==== Listing

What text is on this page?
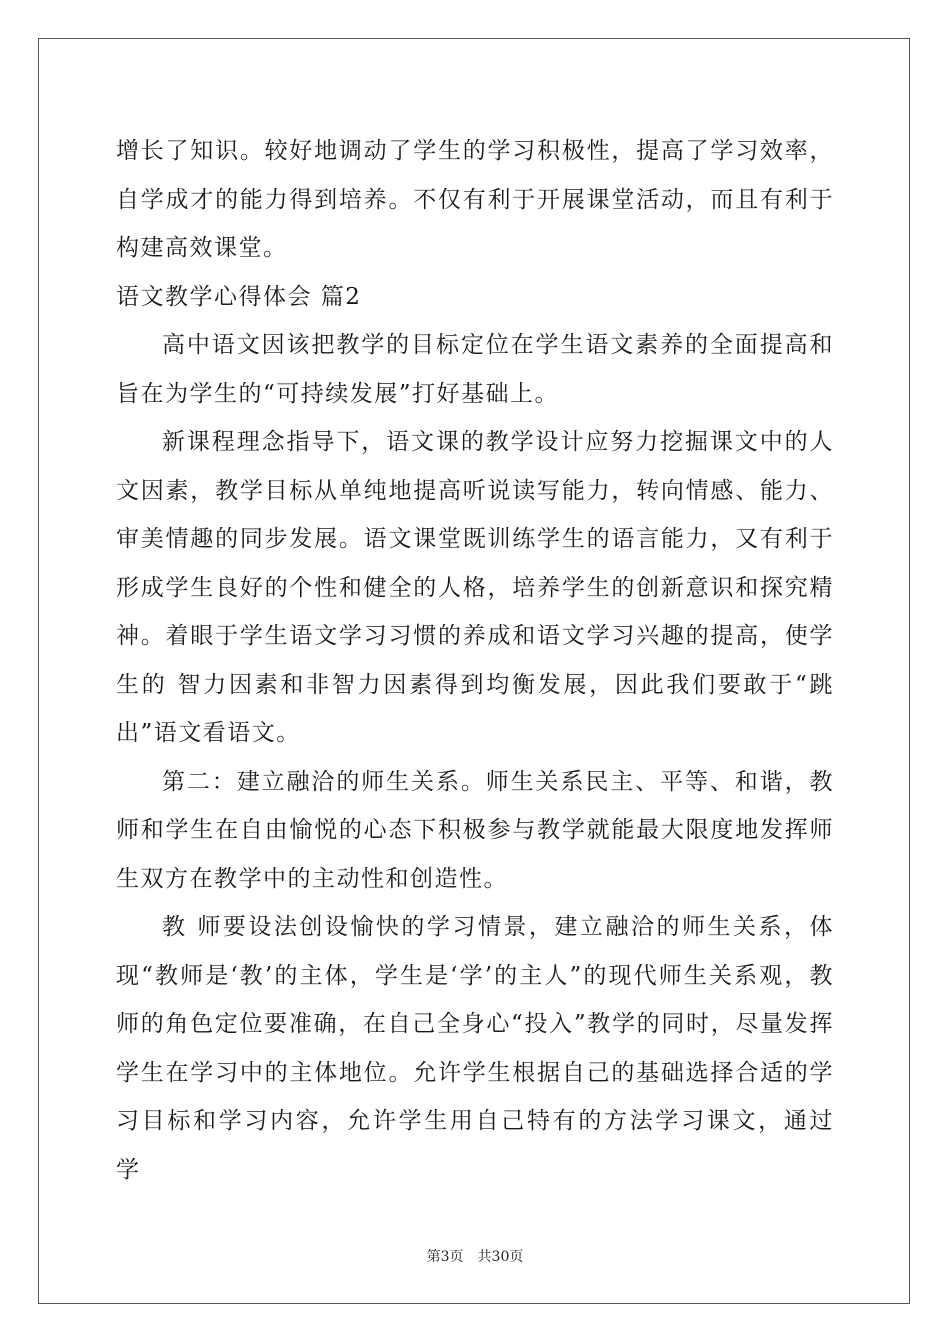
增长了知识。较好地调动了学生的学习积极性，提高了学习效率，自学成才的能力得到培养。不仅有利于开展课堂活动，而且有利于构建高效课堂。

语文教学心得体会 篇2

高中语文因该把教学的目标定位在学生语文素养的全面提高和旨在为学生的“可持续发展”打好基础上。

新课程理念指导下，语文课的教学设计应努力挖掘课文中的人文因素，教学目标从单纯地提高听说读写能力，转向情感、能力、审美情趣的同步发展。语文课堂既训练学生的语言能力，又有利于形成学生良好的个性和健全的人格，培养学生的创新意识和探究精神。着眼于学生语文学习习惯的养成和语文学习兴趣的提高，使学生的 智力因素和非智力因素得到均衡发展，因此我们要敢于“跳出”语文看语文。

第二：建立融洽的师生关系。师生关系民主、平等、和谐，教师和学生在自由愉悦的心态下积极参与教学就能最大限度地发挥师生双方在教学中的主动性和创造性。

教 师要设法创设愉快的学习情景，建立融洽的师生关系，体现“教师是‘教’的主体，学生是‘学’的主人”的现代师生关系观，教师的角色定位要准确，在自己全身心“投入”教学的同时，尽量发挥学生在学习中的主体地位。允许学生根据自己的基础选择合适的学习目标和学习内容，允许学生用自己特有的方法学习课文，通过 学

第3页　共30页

========

__Exercise task__:
Verbatim reproduction of every record is required; images are left out.

__Task output__:
What text is on this page?
增长了知识。较好地调动了学生的学习积极性，提高了学习效率，自学成才的能力得到培养。不仅有利于开展课堂活动，而且有利于构建高效课堂。

语文教学心得体会 篇2

高中语文因该把教学的目标定位在学生语文素养的全面提高和旨在为学生的“可持续发展”打好基础上。

新课程理念指导下，语文课的教学设计应努力挖掘课文中的人文因素，教学目标从单纯地提高听说读写能力，转向情感、能力、审美情趣的同步发展。语文课堂既训练学生的语言能力，又有利于形成学生良好的个性和健全的人格，培养学生的创新意识和探究精神。着眼于学生语文学习习惯的养成和语文学习兴趣的提高，使学生的 智力因素和非智力因素得到均衡发展，因此我们要敢于“跳出”语文看语文。

第二：建立融洽的师生关系。师生关系民主、平等、和谐，教师和学生在自由愉悦的心态下积极参与教学就能最大限度地发挥师生双方在教学中的主动性和创造性。

教 师要设法创设愉快的学习情景，建立融洽的师生关系，体现“教师是‘教’的主体，学生是‘学’的主人”的现代师生关系观，教师的角色定位要准确，在自己全身心“投入”教学的同时，尽量发挥学生在学习中的主体地位。允许学生根据自己的基础选择合适的学习目标和学习内容，允许学生用自己特有的方法学习课文，通过 学

第3页　共30页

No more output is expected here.